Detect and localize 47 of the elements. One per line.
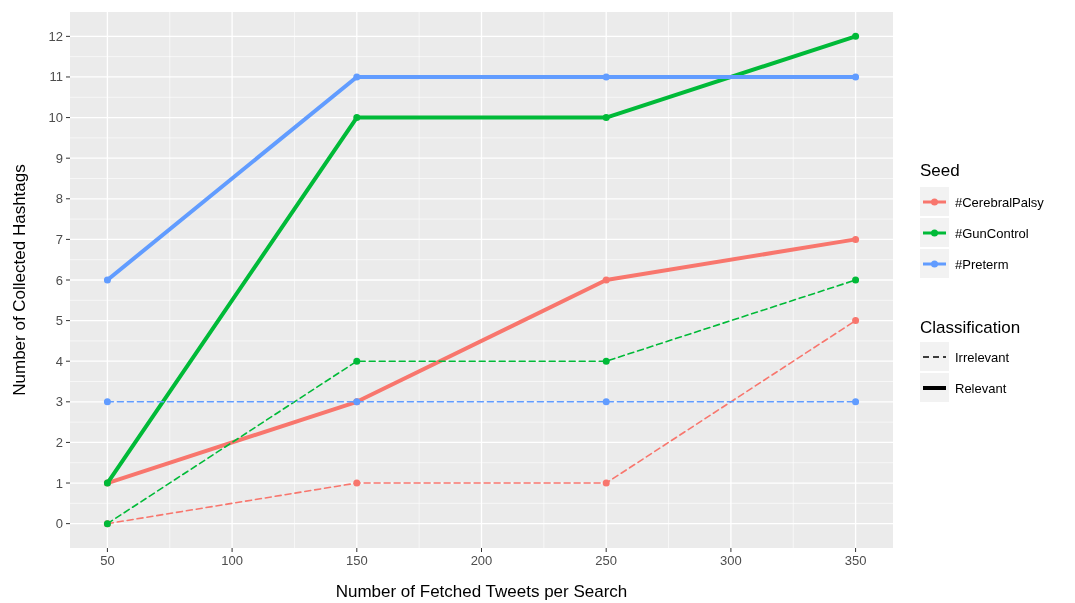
..............................
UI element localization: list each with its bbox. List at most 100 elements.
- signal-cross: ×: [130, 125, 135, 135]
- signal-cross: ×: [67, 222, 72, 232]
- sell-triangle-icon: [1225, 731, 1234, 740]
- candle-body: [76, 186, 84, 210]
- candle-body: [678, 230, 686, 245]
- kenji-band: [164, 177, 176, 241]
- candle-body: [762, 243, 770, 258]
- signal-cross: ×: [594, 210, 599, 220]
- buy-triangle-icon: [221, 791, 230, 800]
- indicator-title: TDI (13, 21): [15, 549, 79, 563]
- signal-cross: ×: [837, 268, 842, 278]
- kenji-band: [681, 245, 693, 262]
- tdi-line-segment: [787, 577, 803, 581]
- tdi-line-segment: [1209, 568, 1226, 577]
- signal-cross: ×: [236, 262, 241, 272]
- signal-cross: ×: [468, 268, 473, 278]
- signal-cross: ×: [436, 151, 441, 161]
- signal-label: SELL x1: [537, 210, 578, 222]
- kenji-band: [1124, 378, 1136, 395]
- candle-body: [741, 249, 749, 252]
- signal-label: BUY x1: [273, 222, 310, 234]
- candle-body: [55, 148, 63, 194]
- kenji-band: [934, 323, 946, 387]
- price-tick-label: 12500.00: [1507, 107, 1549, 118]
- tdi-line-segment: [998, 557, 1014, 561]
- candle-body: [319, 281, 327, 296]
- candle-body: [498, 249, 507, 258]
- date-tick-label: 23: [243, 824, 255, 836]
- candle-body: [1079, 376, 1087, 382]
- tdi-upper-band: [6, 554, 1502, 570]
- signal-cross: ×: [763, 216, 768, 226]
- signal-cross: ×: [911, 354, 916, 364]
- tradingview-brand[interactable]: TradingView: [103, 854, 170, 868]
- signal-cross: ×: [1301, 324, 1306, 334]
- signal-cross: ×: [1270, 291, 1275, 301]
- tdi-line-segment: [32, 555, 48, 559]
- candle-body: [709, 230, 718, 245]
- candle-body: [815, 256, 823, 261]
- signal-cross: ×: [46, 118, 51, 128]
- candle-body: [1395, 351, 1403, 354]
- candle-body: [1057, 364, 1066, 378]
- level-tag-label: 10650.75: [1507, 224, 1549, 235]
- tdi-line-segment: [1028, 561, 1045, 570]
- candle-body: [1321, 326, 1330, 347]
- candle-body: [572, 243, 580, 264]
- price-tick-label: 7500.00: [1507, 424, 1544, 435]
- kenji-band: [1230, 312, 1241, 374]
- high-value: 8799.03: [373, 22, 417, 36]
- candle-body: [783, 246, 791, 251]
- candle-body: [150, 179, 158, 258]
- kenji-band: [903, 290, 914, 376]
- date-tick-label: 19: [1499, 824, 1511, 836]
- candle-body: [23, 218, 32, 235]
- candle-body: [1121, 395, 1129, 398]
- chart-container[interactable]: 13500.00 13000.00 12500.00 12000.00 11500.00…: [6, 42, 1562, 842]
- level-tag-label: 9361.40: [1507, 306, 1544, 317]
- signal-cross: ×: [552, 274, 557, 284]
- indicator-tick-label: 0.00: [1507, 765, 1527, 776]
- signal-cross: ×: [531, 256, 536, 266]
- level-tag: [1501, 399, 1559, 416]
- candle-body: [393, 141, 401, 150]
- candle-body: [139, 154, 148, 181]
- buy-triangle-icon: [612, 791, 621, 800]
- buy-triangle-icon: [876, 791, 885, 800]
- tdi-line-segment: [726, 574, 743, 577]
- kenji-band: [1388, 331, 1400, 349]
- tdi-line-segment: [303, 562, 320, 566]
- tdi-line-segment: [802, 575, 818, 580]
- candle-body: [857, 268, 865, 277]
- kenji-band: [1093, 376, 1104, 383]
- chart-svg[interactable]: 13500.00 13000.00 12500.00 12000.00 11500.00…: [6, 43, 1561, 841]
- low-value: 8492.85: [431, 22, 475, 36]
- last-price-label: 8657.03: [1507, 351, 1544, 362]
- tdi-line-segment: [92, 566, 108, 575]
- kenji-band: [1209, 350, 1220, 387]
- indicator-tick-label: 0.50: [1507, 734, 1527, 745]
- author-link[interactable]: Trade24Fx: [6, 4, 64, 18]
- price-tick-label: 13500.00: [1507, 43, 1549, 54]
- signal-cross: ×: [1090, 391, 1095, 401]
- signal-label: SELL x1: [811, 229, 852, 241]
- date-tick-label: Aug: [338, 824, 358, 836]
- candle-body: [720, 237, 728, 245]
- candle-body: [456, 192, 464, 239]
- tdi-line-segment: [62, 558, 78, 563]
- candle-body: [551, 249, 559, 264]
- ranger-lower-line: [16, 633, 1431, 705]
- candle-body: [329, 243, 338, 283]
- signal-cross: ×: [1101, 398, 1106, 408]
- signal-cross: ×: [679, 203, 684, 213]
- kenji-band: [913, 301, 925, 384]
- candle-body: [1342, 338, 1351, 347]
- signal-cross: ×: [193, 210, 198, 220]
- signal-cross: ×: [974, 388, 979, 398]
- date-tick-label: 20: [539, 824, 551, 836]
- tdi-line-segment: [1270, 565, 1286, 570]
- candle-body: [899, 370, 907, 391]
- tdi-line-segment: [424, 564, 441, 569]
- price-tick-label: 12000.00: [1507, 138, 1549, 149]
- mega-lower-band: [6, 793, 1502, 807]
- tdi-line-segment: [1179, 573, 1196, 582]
..............................
== Instructions for the task ==
Retype the lines starting with the line containing "UI element localization: list" and going on through the line containing "- signal-cross: ×: [468, 268, 473, 278]".

== Problem solution ==
UI element localization: list each with its bbox. List at most 100 elements.
- signal-cross: ×: [130, 125, 135, 135]
- signal-cross: ×: [67, 222, 72, 232]
- sell-triangle-icon: [1225, 731, 1234, 740]
- candle-body: [76, 186, 84, 210]
- candle-body: [678, 230, 686, 245]
- kenji-band: [164, 177, 176, 241]
- candle-body: [762, 243, 770, 258]
- signal-cross: ×: [594, 210, 599, 220]
- buy-triangle-icon: [221, 791, 230, 800]
- indicator-title: TDI (13, 21): [15, 549, 79, 563]
- signal-cross: ×: [837, 268, 842, 278]
- kenji-band: [681, 245, 693, 262]
- tdi-line-segment: [787, 577, 803, 581]
- tdi-line-segment: [1209, 568, 1226, 577]
- signal-cross: ×: [236, 262, 241, 272]
- signal-cross: ×: [468, 268, 473, 278]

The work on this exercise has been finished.